» Your goal: Retype exactly and only the lines from the one that contains "OCR this image." through the final line of the data; pictures are left out.

» Task inputs:
============================================================

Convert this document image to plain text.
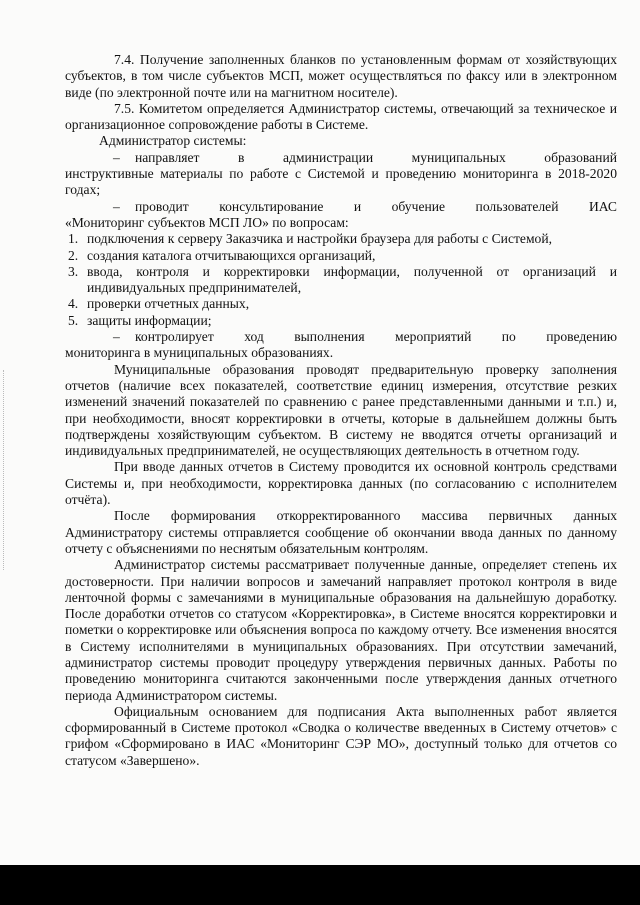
7.4. Получение заполненных бланков по установленным формам от хозяйствующих субъектов, в том числе субъектов МСП, может осуществляться по факсу или в электронном виде (по электронной почте или на магнитном носителе).

7.5. Комитетом определяется Администратор системы, отвечающий за техническое и организационное сопровождение работы в Системе.

Администратор системы:

–	направляет в администрации муниципальных образований

инструктивные материалы по работе с Системой и проведению мониторинга в 2018-2020 годах;

–	проводит консультирование и обучение пользователей ИАС

«Мониторинг субъектов МСП ЛО» по вопросам:

1. подключения к серверу Заказчика и настройки браузера для работы с Системой,
2. создания каталога отчитывающихся организаций,
3. ввода, контроля и корректировки информации, полученной от организаций и индивидуальных предпринимателей,
4. проверки отчетных данных,
5. защиты информации;
–	контролирует ход выполнения мероприятий по проведению

мониторинга в муниципальных образованиях.

Муниципальные образования проводят предварительную проверку заполнения отчетов (наличие всех показателей, соответствие единиц измерения, отсутствие резких изменений значений показателей по сравнению с ранее представленными данными и т.п.) и, при необходимости, вносят корректировки в отчеты, которые в дальнейшем должны быть подтверждены хозяйствующим субъектом. В систему не вводятся отчеты организаций и индивидуальных предпринимателей, не осуществляющих деятельность в отчетном году.

При вводе данных отчетов в Систему проводится их основной контроль средствами Системы и, при необходимости, корректировка данных (по согласованию с исполнителем отчёта).

После формирования откорректированного массива первичных данных Администратору системы отправляется сообщение об окончании ввода данных по данному отчету с объяснениями по неснятым обязательным контролям.

Администратор системы рассматривает полученные данные, определяет степень их достоверности. При наличии вопросов и замечаний направляет протокол контроля в виде ленточной формы с замечаниями в муниципальные образования на дальнейшую доработку. После доработки отчетов со статусом «Корректировка», в Системе вносятся корректировки и пометки о корректировке или объяснения вопроса по каждому отчету. Все изменения вносятся в Систему исполнителями в муниципальных образованиях. При отсутствии замечаний, администратор системы проводит процедуру утверждения первичных данных. Работы по проведению мониторинга считаются законченными после утверждения данных отчетного периода Администратором системы.

Официальным основанием для подписания Акта выполненных работ является сформированный в Системе протокол «Сводка о количестве введенных в Систему отчетов» с грифом «Сформировано в ИАС «Мониторинг СЭР МО», доступный только для отчетов со статусом «Завершено».
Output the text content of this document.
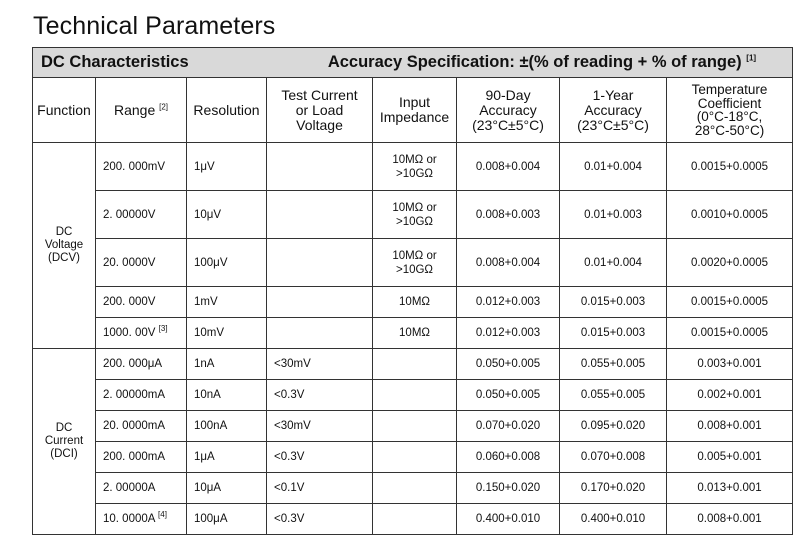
Technical Parameters
DC Characteristics			Accuracy Specification: ±(% of reading + % of range) [1]
Function	Range [2]	Resolution	Test Current
or Load
Voltage	Input
Impedance	90-Day
Accuracy
(23°C±5°C)	1-Year
Accuracy
(23°C±5°C)	Temperature
Coefficient
(0°C-18°C,
28°C-50°C)
DC
Voltage
(DCV)	200. 000mV	1μV		10MΩ or
>10GΩ	0.008+0.004	0.01+0.004	0.0015+0.0005
	2. 00000V	10μV		10MΩ or
>10GΩ	0.008+0.003	0.01+0.003	0.0010+0.0005
	20. 0000V	100μV		10MΩ or
>10GΩ	0.008+0.004	0.01+0.004	0.0020+0.0005
	200. 000V	1mV		10MΩ	0.012+0.003	0.015+0.003	0.0015+0.0005
	1000. 00V [3]	10mV		10MΩ	0.012+0.003	0.015+0.003	0.0015+0.0005
DC
Current
(DCI)	200. 000μA	1nA	<30mV		0.050+0.005	0.055+0.005	0.003+0.001
	2. 00000mA	10nA	<0.3V		0.050+0.005	0.055+0.005	0.002+0.001
	20. 0000mA	100nA	<30mV		0.070+0.020	0.095+0.020	0.008+0.001
	200. 000mA	1μA	<0.3V		0.060+0.008	0.070+0.008	0.005+0.001
	2. 00000A	10μA	<0.1V		0.150+0.020	0.170+0.020	0.013+0.001
	10. 0000A [4]	100μA	<0.3V		0.400+0.010	0.400+0.010	0.008+0.001
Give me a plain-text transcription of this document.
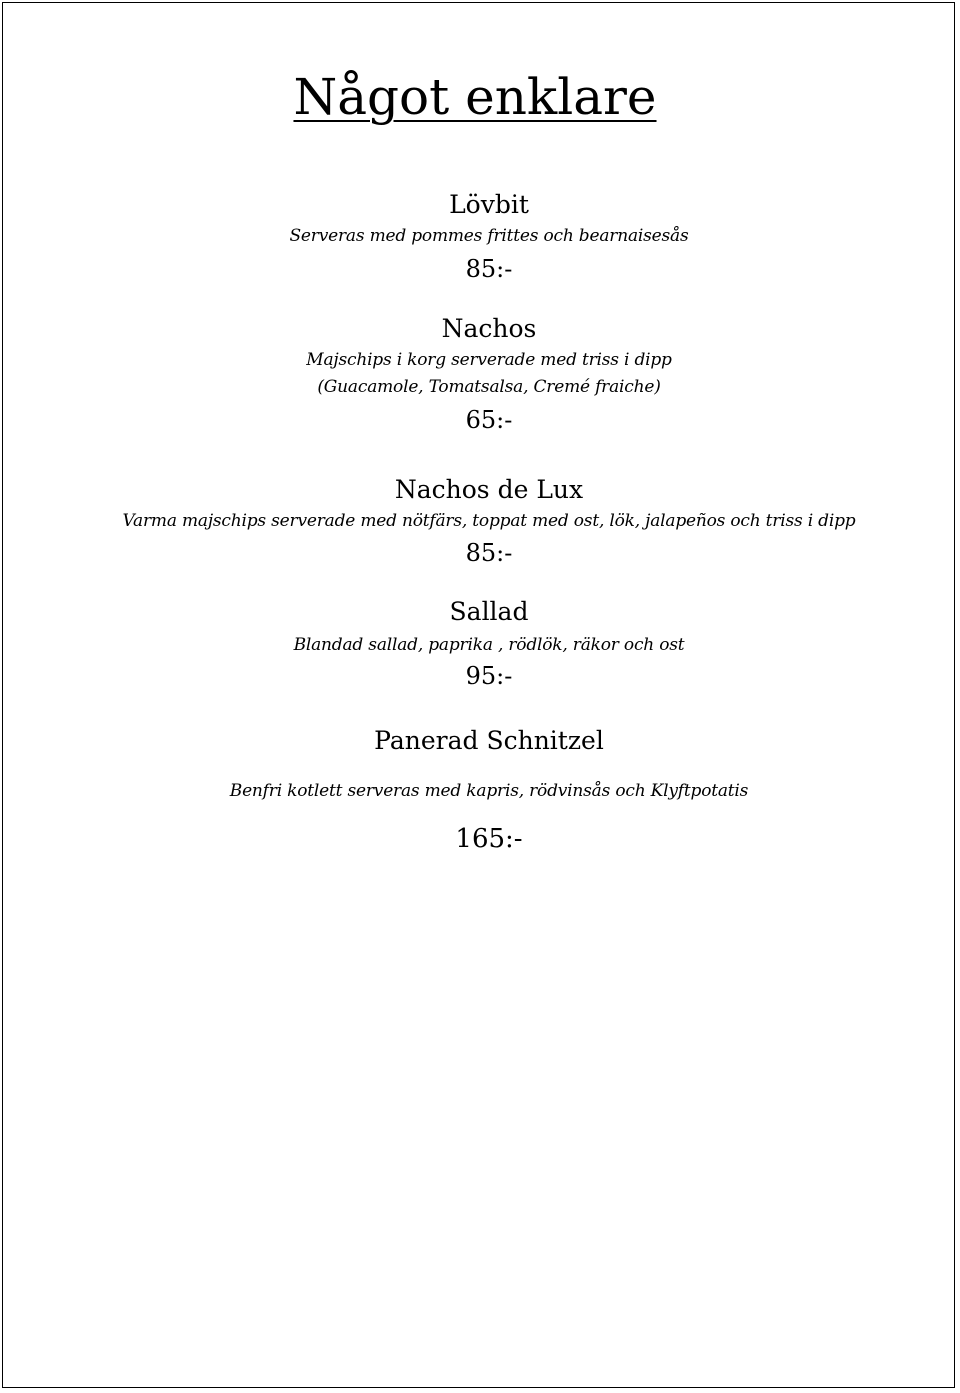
Något enklare
Lövbit
Serveras med pommes frittes och bearnaisesås
85:-
Nachos
Majschips i korg serverade med triss i dipp
(Guacamole, Tomatsalsa, Cremé fraiche)
65:-
Nachos de Lux
Varma majschips serverade med nötfärs, toppat med ost, lök, jalapeños och triss i dipp
85:-
Sallad
Blandad sallad, paprika , rödlök, räkor och ost
95:-
Panerad Schnitzel
Benfri kotlett serveras med kapris, rödvinsås och Klyftpotatis
165:-
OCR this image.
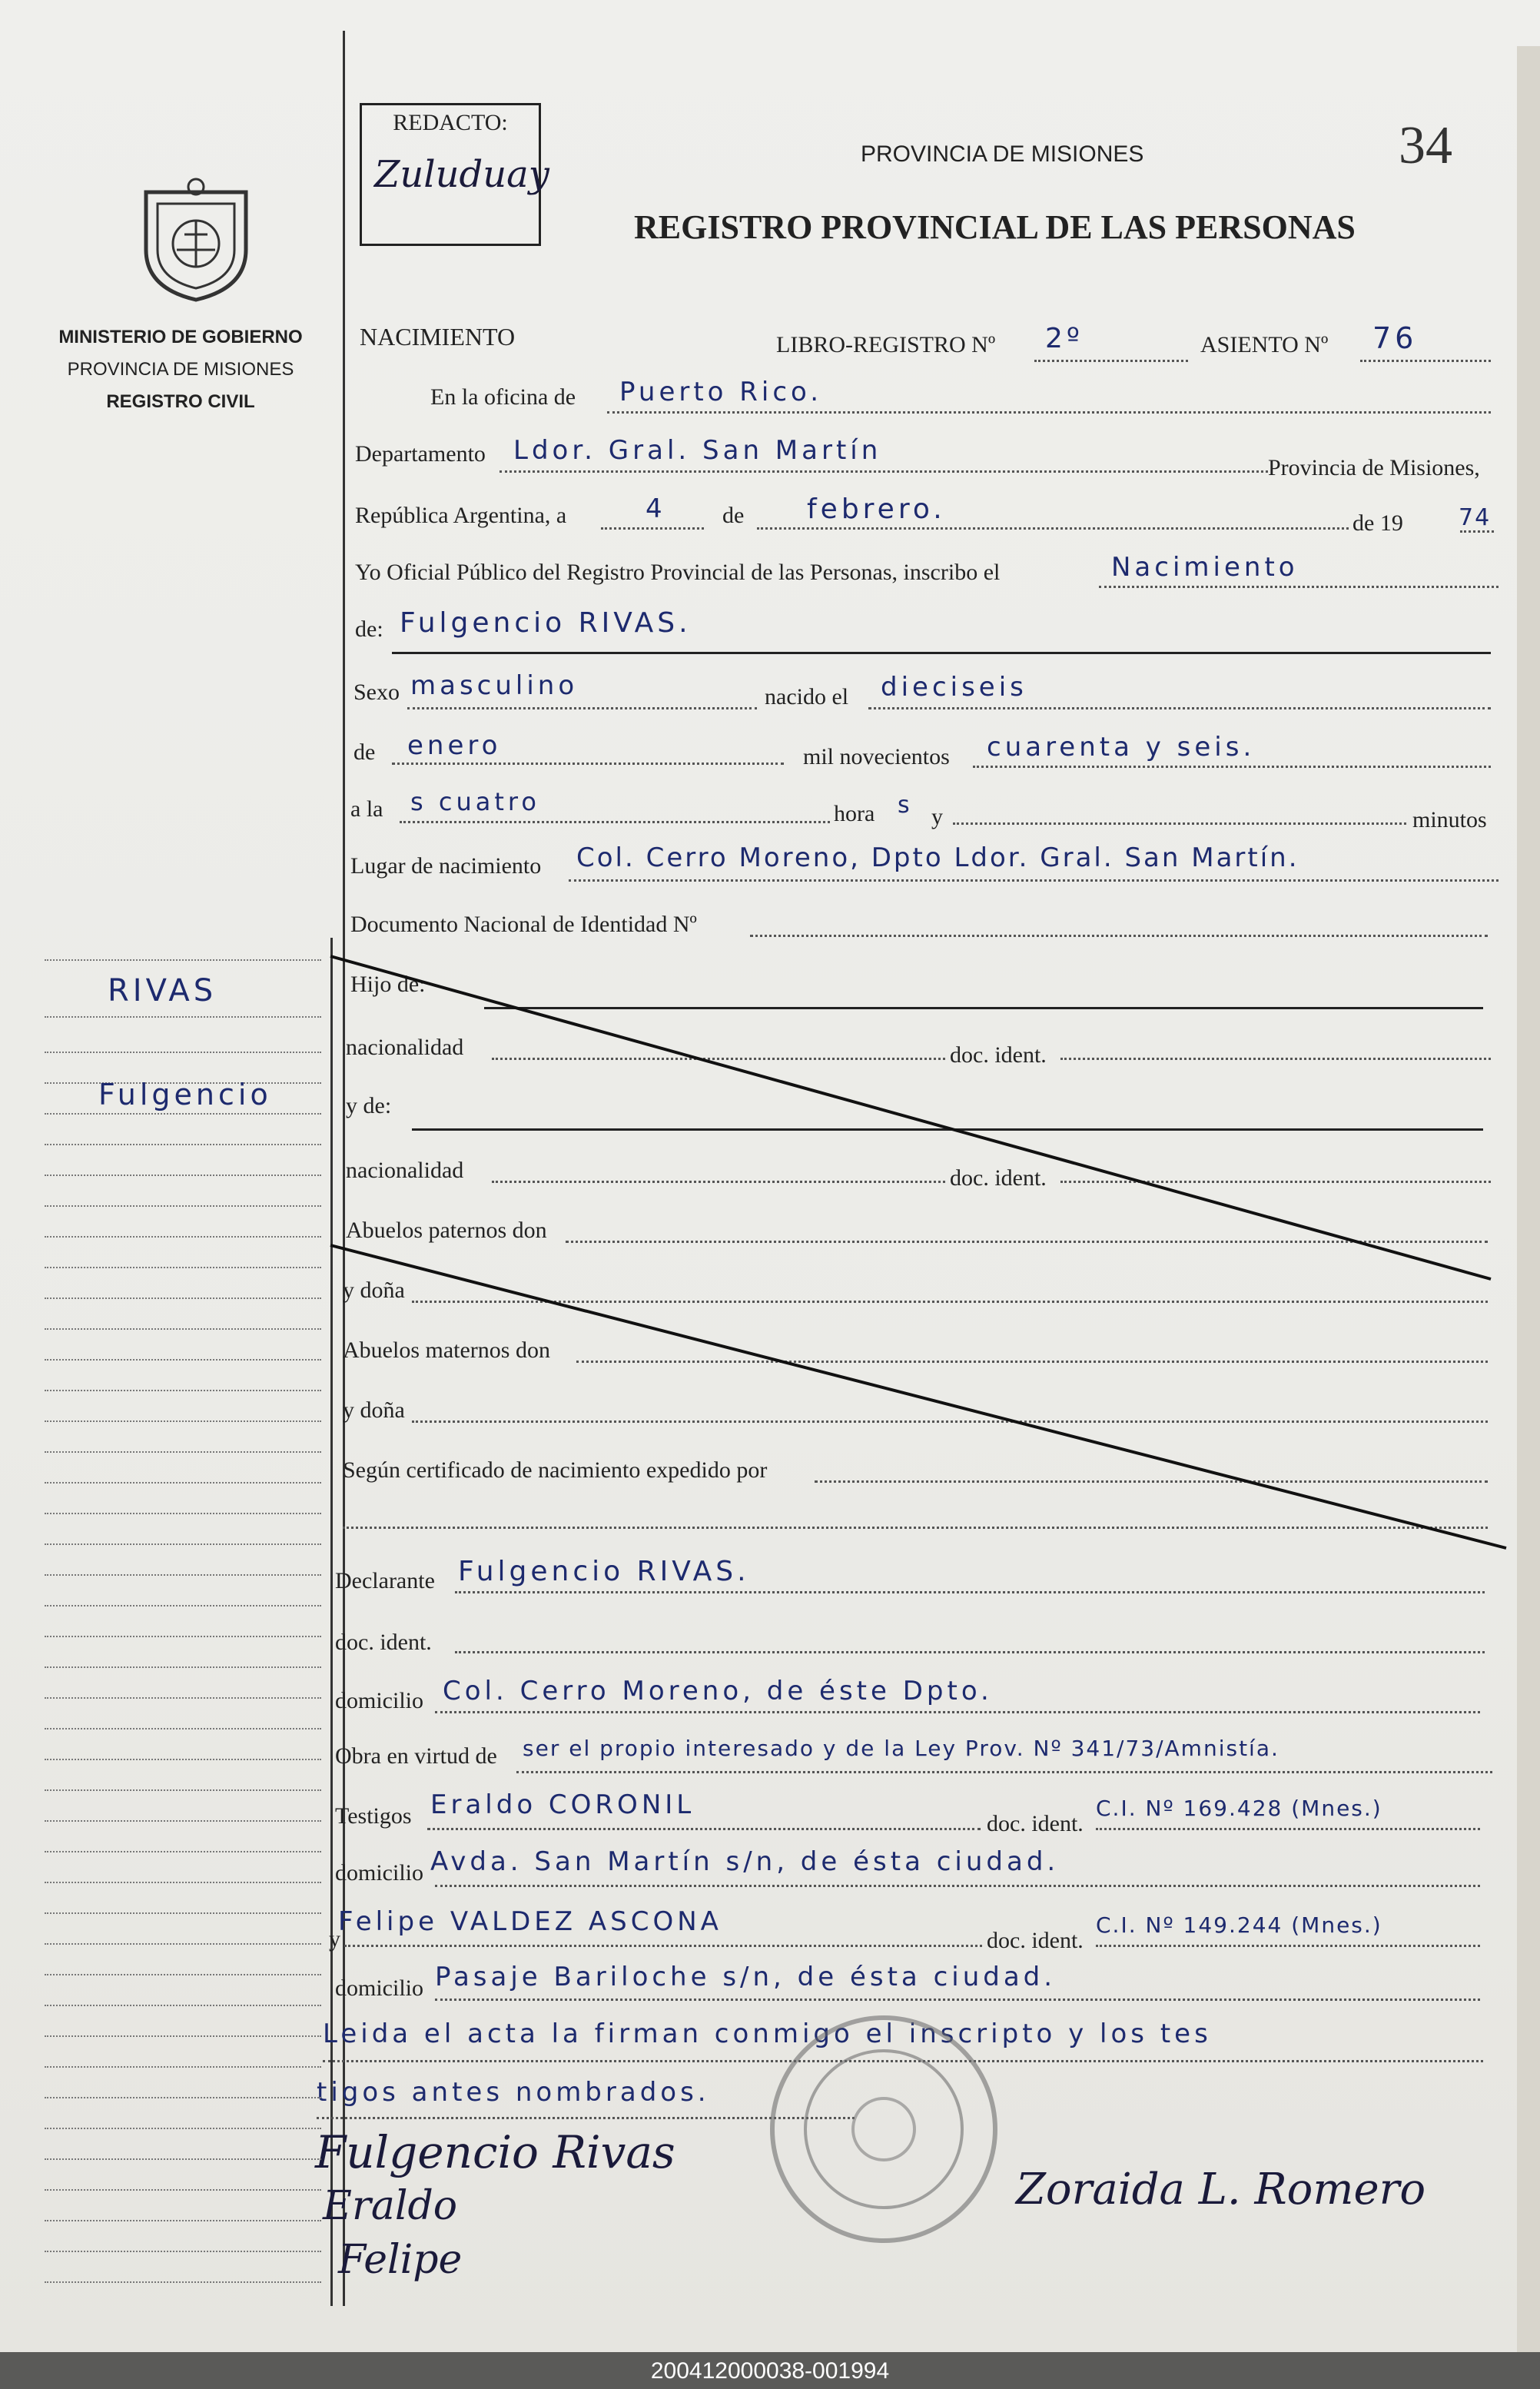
MINISTERIO DE GOBIERNO
PROVINCIA DE MISIONES
REGISTRO CIVIL
REDACTO:
Zuluduay	PROVINCIA DE MISIONES	34
REGISTRO PROVINCIAL DE LAS PERSONAS
NACIMIENTO	LIBRO-REGISTRO Nº 2º	ASIENTO Nº 76
En la oficina de Puerto Rico.
Departamento Ldor. Gral. San Martín
Provincia de Misiones,
República Argentina, a	4 de febrero.	de 19 74
Yo Oficial Público del Registro Provincial de las Personas, inscribo el	Nacimiento
de: Fulgencio RIVAS.
Sexo masculino	nacido el dieciseis
de enero	mil novecientos cuarenta y seis.
a la s cuatro	hora s y	minutos
Lugar de nacimiento Col. Cerro Moreno, Dpto Ldor. Gral. San Martín.
Documento Nacional de Identidad Nº
Hijo de:
nacionalidad	doc. ident.
y de:
nacionalidad	doc. ident.
Abuelos paternos don
y doña
Abuelos maternos don
y doña
Según certificado de nacimiento expedido por
Declarante Fulgencio RIVAS.
doc. ident.
domicilio Col. Cerro Moreno, de éste Dpto.
Obra en virtud de ser el propio interesado y de la Ley Prov. Nº 341/73/Amnistía.
Testigos Eraldo CORONIL
doc. ident.
C.I. Nº 169.428 (Mnes.)
domicilio Avda. San Martín s/n, de ésta ciudad.
y
Felipe VALDEZ ASCONA
doc. ident.
C.I. Nº 149.244 (Mnes.)
domicilio Pasaje Bariloche s/n, de ésta ciudad.
Leida el acta la firman conmigo el inscripto y los tes
tigos antes nombrados.
Fulgencio Rivas
Eraldo
Felipe
Zoraida L. Romero
RIVAS
Fulgencio
200412000038-001994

============================================================

» Full output:
OCR this image.
MINISTERIO DE GOBIERNO
PROVINCIA DE MISIONES
REGISTRO CIVIL
REDACTO:
Zuluduay	PROVINCIA DE MISIONES	34
REGISTRO PROVINCIAL DE LAS PERSONAS
NACIMIENTO	LIBRO-REGISTRO Nº 2º	ASIENTO Nº 76
En la oficina de Puerto Rico.
Departamento Ldor. Gral. San Martín
Provincia de Misiones,
República Argentina, a	4 de febrero.	de 19 74
Yo Oficial Público del Registro Provincial de las Personas, inscribo el	Nacimiento
de: Fulgencio RIVAS.
Sexo masculino	nacido el dieciseis
de enero	mil novecientos cuarenta y seis.
a la s cuatro	hora s y	minutos
Lugar de nacimiento Col. Cerro Moreno, Dpto Ldor. Gral. San Martín.
Documento Nacional de Identidad Nº
Hijo de:
nacionalidad	doc. ident.
y de:
nacionalidad	doc. ident.
Abuelos paternos don
y doña
Abuelos maternos don
y doña
Según certificado de nacimiento expedido por
Declarante Fulgencio RIVAS.
doc. ident.
domicilio Col. Cerro Moreno, de éste Dpto.
Obra en virtud de ser el propio interesado y de la Ley Prov. Nº 341/73/Amnistía.
Testigos Eraldo CORONIL
doc. ident.
C.I. Nº 169.428 (Mnes.)
domicilio Avda. San Martín s/n, de ésta ciudad.
y
Felipe VALDEZ ASCONA
doc. ident.
C.I. Nº 149.244 (Mnes.)
domicilio Pasaje Bariloche s/n, de ésta ciudad.
Leida el acta la firman conmigo el inscripto y los tes
tigos antes nombrados.
Fulgencio Rivas
Eraldo
Felipe
Zoraida L. Romero
RIVAS
Fulgencio
200412000038-001994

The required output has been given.